══ Listing ══

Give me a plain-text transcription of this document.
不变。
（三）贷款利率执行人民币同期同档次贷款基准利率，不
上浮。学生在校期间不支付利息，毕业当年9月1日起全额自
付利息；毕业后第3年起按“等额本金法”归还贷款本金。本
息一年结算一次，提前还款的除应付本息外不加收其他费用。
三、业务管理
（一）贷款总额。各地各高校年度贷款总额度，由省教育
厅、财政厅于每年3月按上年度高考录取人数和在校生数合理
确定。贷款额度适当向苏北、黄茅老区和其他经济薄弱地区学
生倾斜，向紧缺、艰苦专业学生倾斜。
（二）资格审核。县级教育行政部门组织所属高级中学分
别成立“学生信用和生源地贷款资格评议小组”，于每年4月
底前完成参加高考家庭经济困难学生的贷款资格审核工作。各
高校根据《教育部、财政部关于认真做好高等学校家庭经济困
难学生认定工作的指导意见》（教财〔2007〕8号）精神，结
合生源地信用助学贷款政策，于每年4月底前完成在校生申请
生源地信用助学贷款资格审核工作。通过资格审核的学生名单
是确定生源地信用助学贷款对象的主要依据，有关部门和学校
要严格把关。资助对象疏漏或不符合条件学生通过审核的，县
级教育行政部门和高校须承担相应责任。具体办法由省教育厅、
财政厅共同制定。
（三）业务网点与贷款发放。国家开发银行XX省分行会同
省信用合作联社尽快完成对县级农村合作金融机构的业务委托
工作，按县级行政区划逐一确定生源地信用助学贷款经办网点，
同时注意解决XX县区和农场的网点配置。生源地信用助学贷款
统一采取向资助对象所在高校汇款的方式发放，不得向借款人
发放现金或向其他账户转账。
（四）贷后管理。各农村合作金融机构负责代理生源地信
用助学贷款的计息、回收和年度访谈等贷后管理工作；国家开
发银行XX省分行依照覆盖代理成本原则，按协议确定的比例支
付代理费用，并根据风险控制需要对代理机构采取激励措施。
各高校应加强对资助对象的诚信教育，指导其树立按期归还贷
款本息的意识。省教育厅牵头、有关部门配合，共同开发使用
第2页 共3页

═══

Reproduce all the data word for word.

## Solution for this task
Give me a plain-text transcription of this document.
不变。
（三）贷款利率执行人民币同期同档次贷款基准利率，不
上浮。学生在校期间不支付利息，毕业当年9月1日起全额自
付利息；毕业后第3年起按“等额本金法”归还贷款本金。本
息一年结算一次，提前还款的除应付本息外不加收其他费用。
三、业务管理
（一）贷款总额。各地各高校年度贷款总额度，由省教育
厅、财政厅于每年3月按上年度高考录取人数和在校生数合理
确定。贷款额度适当向苏北、黄茅老区和其他经济薄弱地区学
生倾斜，向紧缺、艰苦专业学生倾斜。
（二）资格审核。县级教育行政部门组织所属高级中学分
别成立“学生信用和生源地贷款资格评议小组”，于每年4月
底前完成参加高考家庭经济困难学生的贷款资格审核工作。各
高校根据《教育部、财政部关于认真做好高等学校家庭经济困
难学生认定工作的指导意见》（教财〔2007〕8号）精神，结
合生源地信用助学贷款政策，于每年4月底前完成在校生申请
生源地信用助学贷款资格审核工作。通过资格审核的学生名单
是确定生源地信用助学贷款对象的主要依据，有关部门和学校
要严格把关。资助对象疏漏或不符合条件学生通过审核的，县
级教育行政部门和高校须承担相应责任。具体办法由省教育厅、
财政厅共同制定。
（三）业务网点与贷款发放。国家开发银行XX省分行会同
省信用合作联社尽快完成对县级农村合作金融机构的业务委托
工作，按县级行政区划逐一确定生源地信用助学贷款经办网点，
同时注意解决XX县区和农场的网点配置。生源地信用助学贷款
统一采取向资助对象所在高校汇款的方式发放，不得向借款人
发放现金或向其他账户转账。
（四）贷后管理。各农村合作金融机构负责代理生源地信
用助学贷款的计息、回收和年度访谈等贷后管理工作；国家开
发银行XX省分行依照覆盖代理成本原则，按协议确定的比例支
付代理费用，并根据风险控制需要对代理机构采取激励措施。
各高校应加强对资助对象的诚信教育，指导其树立按期归还贷
款本息的意识。省教育厅牵头、有关部门配合，共同开发使用
第2页 共3页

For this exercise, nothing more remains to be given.